> _Data extract_
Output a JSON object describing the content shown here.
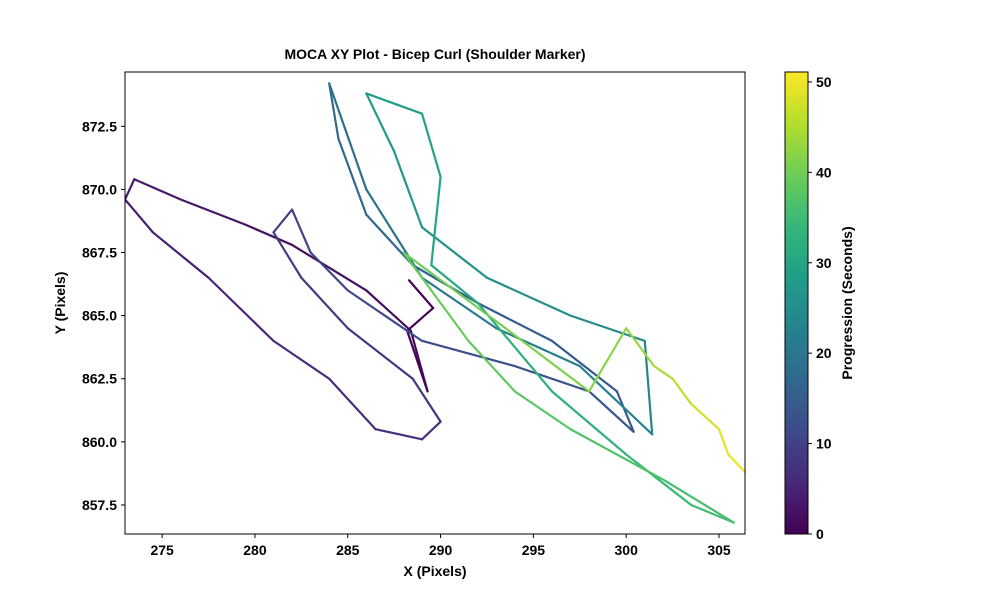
{
  "chart_data": {
    "type": "colored_line",
    "title": "MOCA XY Plot - Bicep Curl (Shoulder Marker)",
    "x_label": "X (Pixels)",
    "y_label": "Y (Pixels)",
    "colorbar_label": "Progression (Seconds)",
    "colormap": "viridis",
    "xlim": [
      273.0,
      306.4
    ],
    "ylim": [
      856.35,
      874.65
    ],
    "clim": [
      0,
      51.1
    ],
    "xticks": [
      275,
      280,
      285,
      290,
      295,
      300,
      305
    ],
    "yticks": [
      857.5,
      {
        "value": 860,
        "label": "860.0"
      },
      862.5,
      {
        "value": 865,
        "label": "865.0"
      },
      867.5,
      {
        "value": 870,
        "label": "870.0"
      },
      872.5
    ],
    "cticks": [
      0,
      10,
      20,
      30,
      40,
      50
    ],
    "x": [
      288.3,
      289.6,
      288.2,
      289.3,
      288.4,
      286.0,
      282.0,
      279.5,
      276.0,
      273.5,
      273.0,
      274.5,
      277.5,
      281.0,
      284.0,
      286.5,
      289.0,
      290.0,
      288.5,
      285.0,
      282.5,
      281.0,
      282.0,
      283.0,
      285.0,
      289.0,
      294.0,
      298.0,
      300.4,
      299.5,
      296.0,
      292.0,
      288.5,
      286.0,
      284.5,
      284.0,
      286.0,
      289.0,
      293.0,
      297.5,
      301.4,
      301.0,
      297.0,
      292.5,
      289.0,
      287.5,
      286.0,
      289.0,
      290.0,
      289.5,
      292.0,
      296.0,
      300.0,
      303.5,
      305.8,
      302.0,
      297.0,
      294.0,
      291.5,
      288.0,
      293.5,
      298.0,
      300.0,
      301.5,
      302.5,
      303.5,
      305.0,
      305.5,
      306.4
    ],
    "y": [
      866.4,
      865.3,
      864.4,
      862.0,
      864.4,
      866.0,
      867.8,
      868.6,
      869.6,
      870.4,
      869.6,
      868.3,
      866.5,
      864.0,
      862.5,
      860.5,
      860.1,
      860.8,
      862.5,
      864.5,
      866.5,
      868.3,
      869.2,
      867.5,
      866.0,
      864.0,
      863.0,
      862.0,
      860.4,
      862.0,
      864.0,
      865.5,
      867.0,
      869.0,
      872.0,
      874.2,
      870.0,
      866.5,
      864.5,
      863.0,
      860.3,
      864.0,
      865.0,
      866.5,
      868.5,
      871.5,
      873.8,
      873.0,
      870.5,
      867.0,
      865.5,
      862.0,
      859.5,
      857.5,
      856.8,
      858.5,
      860.5,
      862.0,
      864.0,
      867.5,
      864.5,
      862.0,
      864.5,
      863.0,
      862.5,
      861.5,
      860.5,
      859.5,
      858.8
    ],
    "t": [
      0,
      0.4,
      0.8,
      1.2,
      1.6,
      2.0,
      2.6,
      3.0,
      3.5,
      3.9,
      4.2,
      4.6,
      5.2,
      6.0,
      6.6,
      7.2,
      7.6,
      7.9,
      8.3,
      8.9,
      9.4,
      9.8,
      10.2,
      10.6,
      11.2,
      12.0,
      12.8,
      13.4,
      13.9,
      14.3,
      15.0,
      15.8,
      16.6,
      17.3,
      18.0,
      18.5,
      19.5,
      20.5,
      21.5,
      22.5,
      23.5,
      24.3,
      25.2,
      26.2,
      27.0,
      27.8,
      28.5,
      29.3,
      30.0,
      31.0,
      32.0,
      33.0,
      34.2,
      35.3,
      36.0,
      36.8,
      37.8,
      38.5,
      39.2,
      40.0,
      41.0,
      42.0,
      43.0,
      44.5,
      46.0,
      47.5,
      49.0,
      50.0,
      51.0
    ]
  }
}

> _Given instruction_
Write out the whole listing again, exactly, with no pictures.

> _Output below_
Output a JSON object describing the content shown here.
{
  "chart_data": {
    "type": "colored_line",
    "title": "MOCA XY Plot - Bicep Curl (Shoulder Marker)",
    "x_label": "X (Pixels)",
    "y_label": "Y (Pixels)",
    "colorbar_label": "Progression (Seconds)",
    "colormap": "viridis",
    "xlim": [
      273.0,
      306.4
    ],
    "ylim": [
      856.35,
      874.65
    ],
    "clim": [
      0,
      51.1
    ],
    "xticks": [
      275,
      280,
      285,
      290,
      295,
      300,
      305
    ],
    "yticks": [
      857.5,
      {
        "value": 860,
        "label": "860.0"
      },
      862.5,
      {
        "value": 865,
        "label": "865.0"
      },
      867.5,
      {
        "value": 870,
        "label": "870.0"
      },
      872.5
    ],
    "cticks": [
      0,
      10,
      20,
      30,
      40,
      50
    ],
    "x": [
      288.3,
      289.6,
      288.2,
      289.3,
      288.4,
      286.0,
      282.0,
      279.5,
      276.0,
      273.5,
      273.0,
      274.5,
      277.5,
      281.0,
      284.0,
      286.5,
      289.0,
      290.0,
      288.5,
      285.0,
      282.5,
      281.0,
      282.0,
      283.0,
      285.0,
      289.0,
      294.0,
      298.0,
      300.4,
      299.5,
      296.0,
      292.0,
      288.5,
      286.0,
      284.5,
      284.0,
      286.0,
      289.0,
      293.0,
      297.5,
      301.4,
      301.0,
      297.0,
      292.5,
      289.0,
      287.5,
      286.0,
      289.0,
      290.0,
      289.5,
      292.0,
      296.0,
      300.0,
      303.5,
      305.8,
      302.0,
      297.0,
      294.0,
      291.5,
      288.0,
      293.5,
      298.0,
      300.0,
      301.5,
      302.5,
      303.5,
      305.0,
      305.5,
      306.4
    ],
    "y": [
      866.4,
      865.3,
      864.4,
      862.0,
      864.4,
      866.0,
      867.8,
      868.6,
      869.6,
      870.4,
      869.6,
      868.3,
      866.5,
      864.0,
      862.5,
      860.5,
      860.1,
      860.8,
      862.5,
      864.5,
      866.5,
      868.3,
      869.2,
      867.5,
      866.0,
      864.0,
      863.0,
      862.0,
      860.4,
      862.0,
      864.0,
      865.5,
      867.0,
      869.0,
      872.0,
      874.2,
      870.0,
      866.5,
      864.5,
      863.0,
      860.3,
      864.0,
      865.0,
      866.5,
      868.5,
      871.5,
      873.8,
      873.0,
      870.5,
      867.0,
      865.5,
      862.0,
      859.5,
      857.5,
      856.8,
      858.5,
      860.5,
      862.0,
      864.0,
      867.5,
      864.5,
      862.0,
      864.5,
      863.0,
      862.5,
      861.5,
      860.5,
      859.5,
      858.8
    ],
    "t": [
      0,
      0.4,
      0.8,
      1.2,
      1.6,
      2.0,
      2.6,
      3.0,
      3.5,
      3.9,
      4.2,
      4.6,
      5.2,
      6.0,
      6.6,
      7.2,
      7.6,
      7.9,
      8.3,
      8.9,
      9.4,
      9.8,
      10.2,
      10.6,
      11.2,
      12.0,
      12.8,
      13.4,
      13.9,
      14.3,
      15.0,
      15.8,
      16.6,
      17.3,
      18.0,
      18.5,
      19.5,
      20.5,
      21.5,
      22.5,
      23.5,
      24.3,
      25.2,
      26.2,
      27.0,
      27.8,
      28.5,
      29.3,
      30.0,
      31.0,
      32.0,
      33.0,
      34.2,
      35.3,
      36.0,
      36.8,
      37.8,
      38.5,
      39.2,
      40.0,
      41.0,
      42.0,
      43.0,
      44.5,
      46.0,
      47.5,
      49.0,
      50.0,
      51.0
    ]
  }
}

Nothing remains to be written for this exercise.